# WHAT THIS TASK INVOLVES
State the number of lines in the material below that have "định" in them, without any other text.

Stored records
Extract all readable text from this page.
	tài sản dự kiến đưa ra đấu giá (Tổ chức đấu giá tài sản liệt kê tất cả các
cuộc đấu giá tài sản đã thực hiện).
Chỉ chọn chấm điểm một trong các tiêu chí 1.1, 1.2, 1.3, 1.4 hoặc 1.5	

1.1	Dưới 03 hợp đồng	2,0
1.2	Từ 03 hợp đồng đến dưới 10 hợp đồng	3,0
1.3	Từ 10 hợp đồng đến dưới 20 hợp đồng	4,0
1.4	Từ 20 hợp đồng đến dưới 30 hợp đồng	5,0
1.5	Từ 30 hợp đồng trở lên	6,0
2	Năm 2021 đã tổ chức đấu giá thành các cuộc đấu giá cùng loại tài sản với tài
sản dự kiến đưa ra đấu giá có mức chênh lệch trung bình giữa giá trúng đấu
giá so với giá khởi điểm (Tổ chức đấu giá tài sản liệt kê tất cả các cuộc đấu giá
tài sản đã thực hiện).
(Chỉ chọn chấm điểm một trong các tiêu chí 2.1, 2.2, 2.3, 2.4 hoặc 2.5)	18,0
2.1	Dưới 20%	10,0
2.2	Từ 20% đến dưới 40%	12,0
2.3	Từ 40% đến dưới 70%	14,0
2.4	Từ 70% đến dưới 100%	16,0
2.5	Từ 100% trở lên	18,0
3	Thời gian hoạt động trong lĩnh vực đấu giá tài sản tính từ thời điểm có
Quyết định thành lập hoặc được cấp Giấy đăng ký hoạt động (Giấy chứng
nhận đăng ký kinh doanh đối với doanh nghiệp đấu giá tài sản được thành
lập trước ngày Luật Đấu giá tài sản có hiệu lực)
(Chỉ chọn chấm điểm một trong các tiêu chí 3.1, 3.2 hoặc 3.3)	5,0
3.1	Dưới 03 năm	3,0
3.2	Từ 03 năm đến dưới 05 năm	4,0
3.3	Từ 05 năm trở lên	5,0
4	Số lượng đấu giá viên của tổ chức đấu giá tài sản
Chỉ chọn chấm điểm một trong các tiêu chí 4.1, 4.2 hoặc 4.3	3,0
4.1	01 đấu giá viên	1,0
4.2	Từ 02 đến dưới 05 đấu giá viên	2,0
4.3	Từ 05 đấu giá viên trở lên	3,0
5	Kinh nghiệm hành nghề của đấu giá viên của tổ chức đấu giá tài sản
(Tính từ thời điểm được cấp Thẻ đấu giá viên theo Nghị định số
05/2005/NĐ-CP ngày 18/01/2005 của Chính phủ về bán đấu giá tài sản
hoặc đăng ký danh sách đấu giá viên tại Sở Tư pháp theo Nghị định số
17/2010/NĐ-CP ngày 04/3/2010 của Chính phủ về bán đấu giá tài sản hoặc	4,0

# FINAL RESULT
3